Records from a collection
#####

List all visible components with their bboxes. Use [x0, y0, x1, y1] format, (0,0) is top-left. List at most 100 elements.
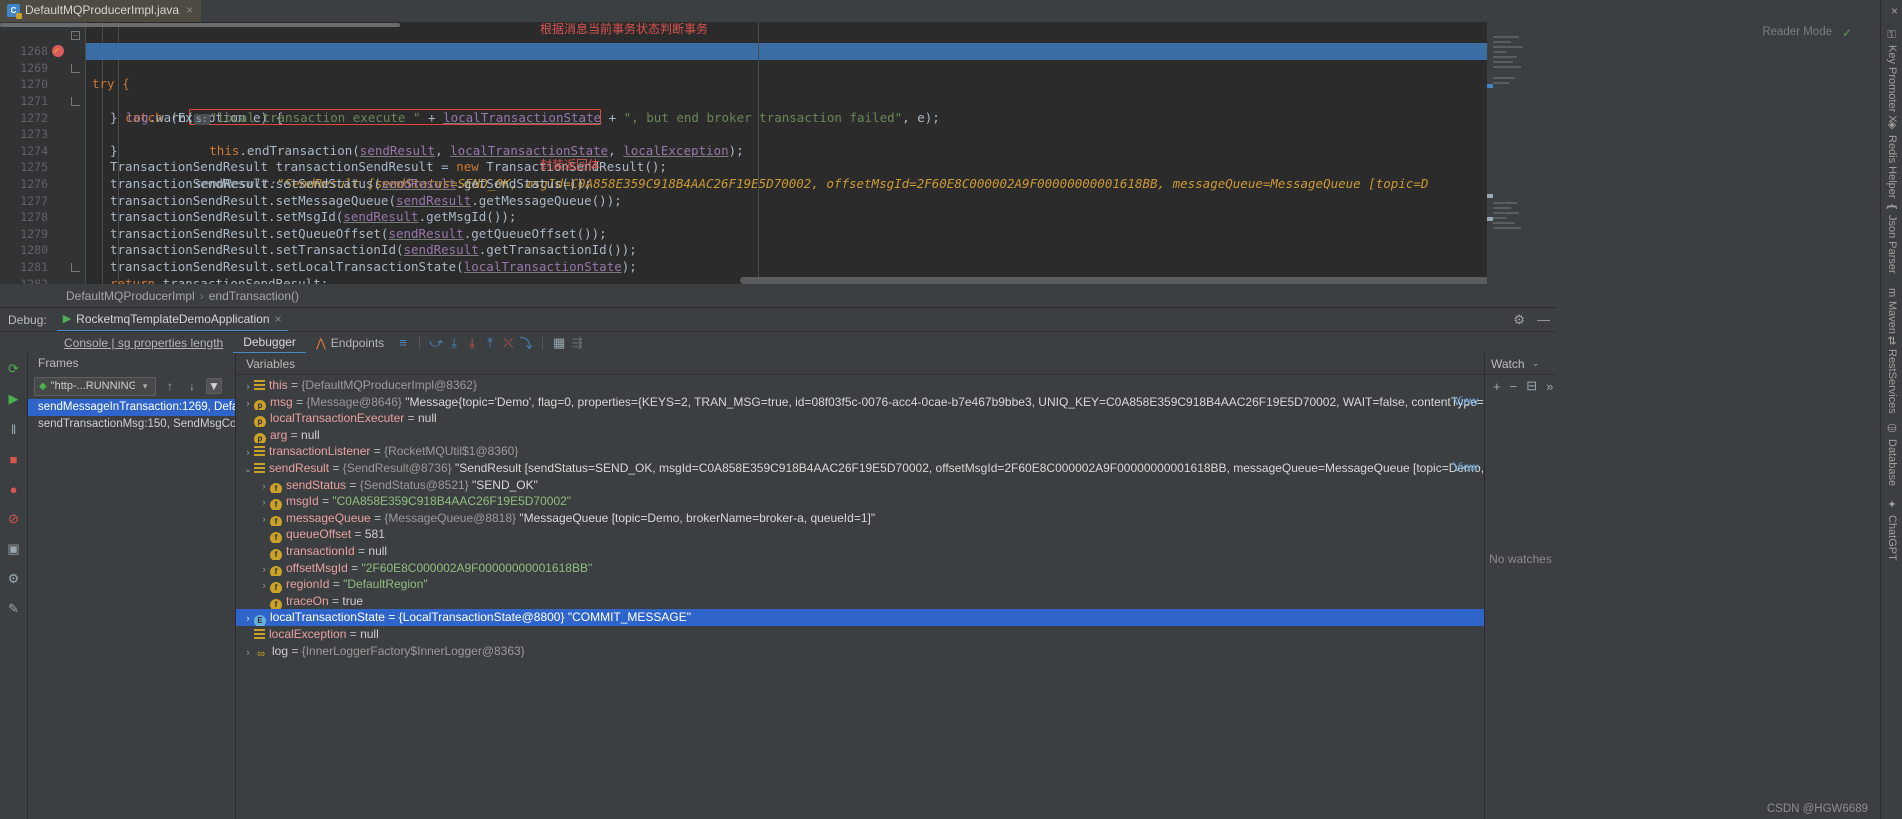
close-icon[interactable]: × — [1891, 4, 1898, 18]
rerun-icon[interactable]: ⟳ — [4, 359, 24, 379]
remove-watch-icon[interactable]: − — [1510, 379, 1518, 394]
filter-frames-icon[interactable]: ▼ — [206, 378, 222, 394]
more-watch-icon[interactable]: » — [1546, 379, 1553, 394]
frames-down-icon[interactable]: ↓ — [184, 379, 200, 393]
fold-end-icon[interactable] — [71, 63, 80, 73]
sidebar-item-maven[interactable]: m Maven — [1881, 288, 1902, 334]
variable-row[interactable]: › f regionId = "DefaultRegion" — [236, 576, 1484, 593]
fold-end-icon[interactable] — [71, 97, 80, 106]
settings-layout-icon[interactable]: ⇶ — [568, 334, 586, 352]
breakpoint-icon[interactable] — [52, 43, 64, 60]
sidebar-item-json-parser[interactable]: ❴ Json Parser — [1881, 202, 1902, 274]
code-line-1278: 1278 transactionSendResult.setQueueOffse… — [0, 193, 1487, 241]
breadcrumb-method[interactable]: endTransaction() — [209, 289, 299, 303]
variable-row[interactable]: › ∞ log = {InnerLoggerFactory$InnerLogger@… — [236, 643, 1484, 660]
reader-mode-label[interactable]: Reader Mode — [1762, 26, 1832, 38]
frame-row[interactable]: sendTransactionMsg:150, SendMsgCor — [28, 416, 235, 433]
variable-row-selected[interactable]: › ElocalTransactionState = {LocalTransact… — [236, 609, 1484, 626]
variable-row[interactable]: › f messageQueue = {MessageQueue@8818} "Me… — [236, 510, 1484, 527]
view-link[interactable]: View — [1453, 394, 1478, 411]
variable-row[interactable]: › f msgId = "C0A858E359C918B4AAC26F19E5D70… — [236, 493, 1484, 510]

#####

STATED EXERCISE
Output the lines from the one containing "close-icon[interactable]: × —" through the one containing "settings-layout-icon[interactable]: ⇶ —", both included, as a JSON list of strings with one string per line and blank lines omitted.

FINISHED TASK
[
  "close-icon[interactable]: × — [1891, 4, 1898, 18]",
  "rerun-icon[interactable]: ⟳ — [4, 359, 24, 379]",
  "remove-watch-icon[interactable]: − — [1510, 379, 1518, 394]",
  "filter-frames-icon[interactable]: ▼ — [206, 378, 222, 394]",
  "more-watch-icon[interactable]: » — [1546, 379, 1553, 394]",
  "frames-down-icon[interactable]: ↓ — [184, 379, 200, 393]",
  "fold-end-icon[interactable] — [71, 63, 80, 73]",
  "sidebar-item-maven[interactable]: m Maven — [1881, 288, 1902, 334]",
  "variable-row[interactable]: › f regionId = \"DefaultRegion\" — [236, 576, 1484, 593]",
  "fold-end-icon[interactable] — [71, 97, 80, 106]",
  "settings-layout-icon[interactable]: ⇶ — [568, 334, 586, 352]"
]